## Dataset excerpts
......

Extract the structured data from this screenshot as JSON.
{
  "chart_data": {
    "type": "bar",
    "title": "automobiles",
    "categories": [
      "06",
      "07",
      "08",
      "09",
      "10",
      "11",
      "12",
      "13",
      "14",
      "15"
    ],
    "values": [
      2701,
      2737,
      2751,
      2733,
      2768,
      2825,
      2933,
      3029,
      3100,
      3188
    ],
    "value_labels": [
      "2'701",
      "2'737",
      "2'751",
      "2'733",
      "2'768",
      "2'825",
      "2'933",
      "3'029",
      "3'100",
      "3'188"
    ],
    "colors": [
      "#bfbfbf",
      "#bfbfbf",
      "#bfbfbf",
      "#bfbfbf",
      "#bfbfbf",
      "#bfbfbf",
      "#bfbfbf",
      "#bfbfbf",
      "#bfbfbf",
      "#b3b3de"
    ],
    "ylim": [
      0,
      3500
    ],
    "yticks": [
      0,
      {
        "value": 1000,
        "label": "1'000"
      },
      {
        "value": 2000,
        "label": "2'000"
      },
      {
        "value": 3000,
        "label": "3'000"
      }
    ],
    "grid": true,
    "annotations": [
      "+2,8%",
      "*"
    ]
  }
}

......

## What is needed
Write out all of the records above exactly as they appear.

## Written answer
Extract the structured data from this screenshot as JSON.
{
  "chart_data": {
    "type": "bar",
    "title": "automobiles",
    "categories": [
      "06",
      "07",
      "08",
      "09",
      "10",
      "11",
      "12",
      "13",
      "14",
      "15"
    ],
    "values": [
      2701,
      2737,
      2751,
      2733,
      2768,
      2825,
      2933,
      3029,
      3100,
      3188
    ],
    "value_labels": [
      "2'701",
      "2'737",
      "2'751",
      "2'733",
      "2'768",
      "2'825",
      "2'933",
      "3'029",
      "3'100",
      "3'188"
    ],
    "colors": [
      "#bfbfbf",
      "#bfbfbf",
      "#bfbfbf",
      "#bfbfbf",
      "#bfbfbf",
      "#bfbfbf",
      "#bfbfbf",
      "#bfbfbf",
      "#bfbfbf",
      "#b3b3de"
    ],
    "ylim": [
      0,
      3500
    ],
    "yticks": [
      0,
      {
        "value": 1000,
        "label": "1'000"
      },
      {
        "value": 2000,
        "label": "2'000"
      },
      {
        "value": 3000,
        "label": "3'000"
      }
    ],
    "grid": true,
    "annotations": [
      "+2,8%",
      "*"
    ]
  }
}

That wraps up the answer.